Begin Supplied records

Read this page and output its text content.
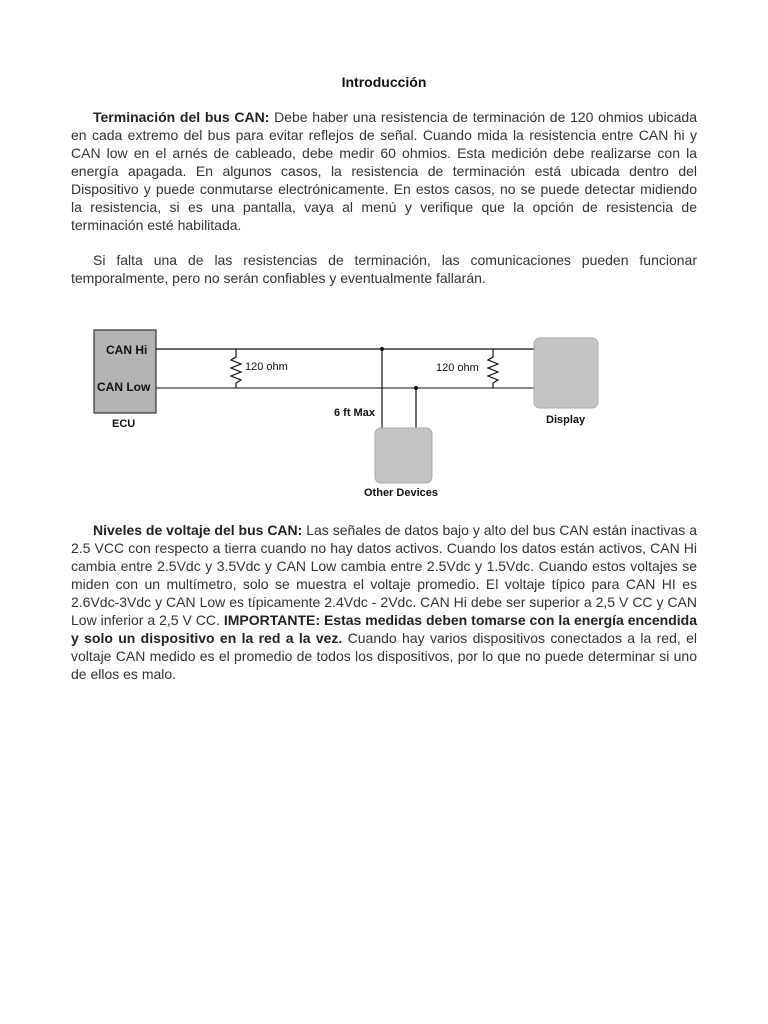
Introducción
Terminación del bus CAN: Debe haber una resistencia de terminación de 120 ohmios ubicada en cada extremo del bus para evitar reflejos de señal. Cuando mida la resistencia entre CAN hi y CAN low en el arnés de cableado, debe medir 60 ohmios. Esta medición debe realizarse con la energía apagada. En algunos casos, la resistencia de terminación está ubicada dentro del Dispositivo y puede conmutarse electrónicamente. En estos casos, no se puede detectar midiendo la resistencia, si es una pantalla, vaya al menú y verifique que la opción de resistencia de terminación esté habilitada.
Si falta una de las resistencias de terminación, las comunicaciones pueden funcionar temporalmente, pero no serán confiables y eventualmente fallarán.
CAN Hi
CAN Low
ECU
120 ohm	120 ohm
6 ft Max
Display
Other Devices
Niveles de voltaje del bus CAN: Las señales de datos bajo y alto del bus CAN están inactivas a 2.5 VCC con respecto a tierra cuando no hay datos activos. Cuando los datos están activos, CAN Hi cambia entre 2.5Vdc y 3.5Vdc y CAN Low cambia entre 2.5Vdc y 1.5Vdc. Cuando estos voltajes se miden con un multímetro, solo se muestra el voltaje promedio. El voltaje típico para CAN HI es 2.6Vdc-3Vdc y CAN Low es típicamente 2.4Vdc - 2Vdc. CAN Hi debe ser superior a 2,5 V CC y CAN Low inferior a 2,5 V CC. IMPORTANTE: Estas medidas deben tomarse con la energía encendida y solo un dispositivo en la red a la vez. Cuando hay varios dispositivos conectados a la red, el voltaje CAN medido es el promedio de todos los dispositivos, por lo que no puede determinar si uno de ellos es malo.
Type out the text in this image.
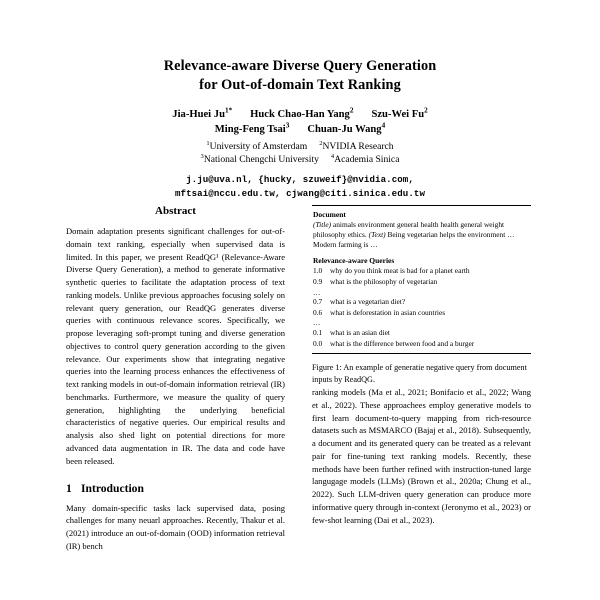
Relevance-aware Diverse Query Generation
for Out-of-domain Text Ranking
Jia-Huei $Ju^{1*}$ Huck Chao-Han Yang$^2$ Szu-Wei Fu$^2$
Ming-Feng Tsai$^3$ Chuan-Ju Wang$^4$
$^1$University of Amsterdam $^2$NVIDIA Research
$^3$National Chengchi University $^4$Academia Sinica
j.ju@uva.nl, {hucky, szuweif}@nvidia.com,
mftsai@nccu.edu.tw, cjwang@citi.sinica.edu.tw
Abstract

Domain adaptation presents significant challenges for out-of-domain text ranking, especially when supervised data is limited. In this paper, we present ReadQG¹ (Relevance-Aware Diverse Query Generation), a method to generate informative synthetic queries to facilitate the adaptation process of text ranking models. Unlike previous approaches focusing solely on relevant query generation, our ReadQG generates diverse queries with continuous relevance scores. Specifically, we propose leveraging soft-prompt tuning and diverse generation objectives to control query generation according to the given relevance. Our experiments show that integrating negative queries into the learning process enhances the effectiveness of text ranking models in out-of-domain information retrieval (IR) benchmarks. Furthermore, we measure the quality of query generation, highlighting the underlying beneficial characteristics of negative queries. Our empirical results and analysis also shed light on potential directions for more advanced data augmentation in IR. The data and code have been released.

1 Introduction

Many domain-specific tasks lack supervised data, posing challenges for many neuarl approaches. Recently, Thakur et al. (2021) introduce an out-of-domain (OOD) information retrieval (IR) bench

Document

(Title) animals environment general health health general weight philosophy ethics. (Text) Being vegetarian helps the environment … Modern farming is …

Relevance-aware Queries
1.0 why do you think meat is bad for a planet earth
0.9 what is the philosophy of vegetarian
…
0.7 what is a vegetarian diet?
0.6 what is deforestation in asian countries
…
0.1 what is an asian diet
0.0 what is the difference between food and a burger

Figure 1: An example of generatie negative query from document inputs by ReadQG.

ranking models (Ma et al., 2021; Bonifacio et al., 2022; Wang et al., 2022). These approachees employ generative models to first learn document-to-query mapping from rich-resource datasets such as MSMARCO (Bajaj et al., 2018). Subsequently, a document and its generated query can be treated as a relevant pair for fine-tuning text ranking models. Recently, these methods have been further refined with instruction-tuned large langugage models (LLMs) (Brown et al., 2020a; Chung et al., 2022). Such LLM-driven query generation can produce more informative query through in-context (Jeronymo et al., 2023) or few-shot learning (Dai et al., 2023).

End Supplied records

**Written exercise:**
Write the material out again exactly as it appears, dropping the pictures.

**Written solution:**
Read this page and output its text content.
Introducción
Terminación del bus CAN: Debe haber una resistencia de terminación de 120 ohmios ubicada en cada extremo del bus para evitar reflejos de señal. Cuando mida la resistencia entre CAN hi y CAN low en el arnés de cableado, debe medir 60 ohmios. Esta medición debe realizarse con la energía apagada. En algunos casos, la resistencia de terminación está ubicada dentro del Dispositivo y puede conmutarse electrónicamente. En estos casos, no se puede detectar midiendo la resistencia, si es una pantalla, vaya al menú y verifique que la opción de resistencia de terminación esté habilitada.
Si falta una de las resistencias de terminación, las comunicaciones pueden funcionar temporalmente, pero no serán confiables y eventualmente fallarán.
CAN Hi
CAN Low
ECU
120 ohm	120 ohm
6 ft Max
Display
Other Devices
Niveles de voltaje del bus CAN: Las señales de datos bajo y alto del bus CAN están inactivas a 2.5 VCC con respecto a tierra cuando no hay datos activos. Cuando los datos están activos, CAN Hi cambia entre 2.5Vdc y 3.5Vdc y CAN Low cambia entre 2.5Vdc y 1.5Vdc. Cuando estos voltajes se miden con un multímetro, solo se muestra el voltaje promedio. El voltaje típico para CAN HI es 2.6Vdc-3Vdc y CAN Low es típicamente 2.4Vdc - 2Vdc. CAN Hi debe ser superior a 2,5 V CC y CAN Low inferior a 2,5 V CC. IMPORTANTE: Estas medidas deben tomarse con la energía encendida y solo un dispositivo en la red a la vez. Cuando hay varios dispositivos conectados a la red, el voltaje CAN medido es el promedio de todos los dispositivos, por lo que no puede determinar si uno de ellos es malo.
Type out the text in this image.
Relevance-aware Diverse Query Generation
for Out-of-domain Text Ranking
Jia-Huei $Ju^{1*}$ Huck Chao-Han Yang$^2$ Szu-Wei Fu$^2$
Ming-Feng Tsai$^3$ Chuan-Ju Wang$^4$
$^1$University of Amsterdam $^2$NVIDIA Research
$^3$National Chengchi University $^4$Academia Sinica
j.ju@uva.nl, {hucky, szuweif}@nvidia.com,
mftsai@nccu.edu.tw, cjwang@citi.sinica.edu.tw
Abstract

Domain adaptation presents significant challenges for out-of-domain text ranking, especially when supervised data is limited. In this paper, we present ReadQG¹ (Relevance-Aware Diverse Query Generation), a method to generate informative synthetic queries to facilitate the adaptation process of text ranking models. Unlike previous approaches focusing solely on relevant query generation, our ReadQG generates diverse queries with continuous relevance scores. Specifically, we propose leveraging soft-prompt tuning and diverse generation objectives to control query generation according to the given relevance. Our experiments show that integrating negative queries into the learning process enhances the effectiveness of text ranking models in out-of-domain information retrieval (IR) benchmarks. Furthermore, we measure the quality of query generation, highlighting the underlying beneficial characteristics of negative queries. Our empirical results and analysis also shed light on potential directions for more advanced data augmentation in IR. The data and code have been released.

1 Introduction

Many domain-specific tasks lack supervised data, posing challenges for many neuarl approaches. Recently, Thakur et al. (2021) introduce an out-of-domain (OOD) information retrieval (IR) bench

Document

(Title) animals environment general health health general weight philosophy ethics. (Text) Being vegetarian helps the environment … Modern farming is …

Relevance-aware Queries
1.0 why do you think meat is bad for a planet earth
0.9 what is the philosophy of vegetarian
…
0.7 what is a vegetarian diet?
0.6 what is deforestation in asian countries
…
0.1 what is an asian diet
0.0 what is the difference between food and a burger

Figure 1: An example of generatie negative query from document inputs by ReadQG.

ranking models (Ma et al., 2021; Bonifacio et al., 2022; Wang et al., 2022). These approachees employ generative models to first learn document-to-query mapping from rich-resource datasets such as MSMARCO (Bajaj et al., 2018). Subsequently, a document and its generated query can be treated as a relevant pair for fine-tuning text ranking models. Recently, these methods have been further refined with instruction-tuned large langugage models (LLMs) (Brown et al., 2020a; Chung et al., 2022). Such LLM-driven query generation can produce more informative query through in-context (Jeronymo et al., 2023) or few-shot learning (Dai et al., 2023).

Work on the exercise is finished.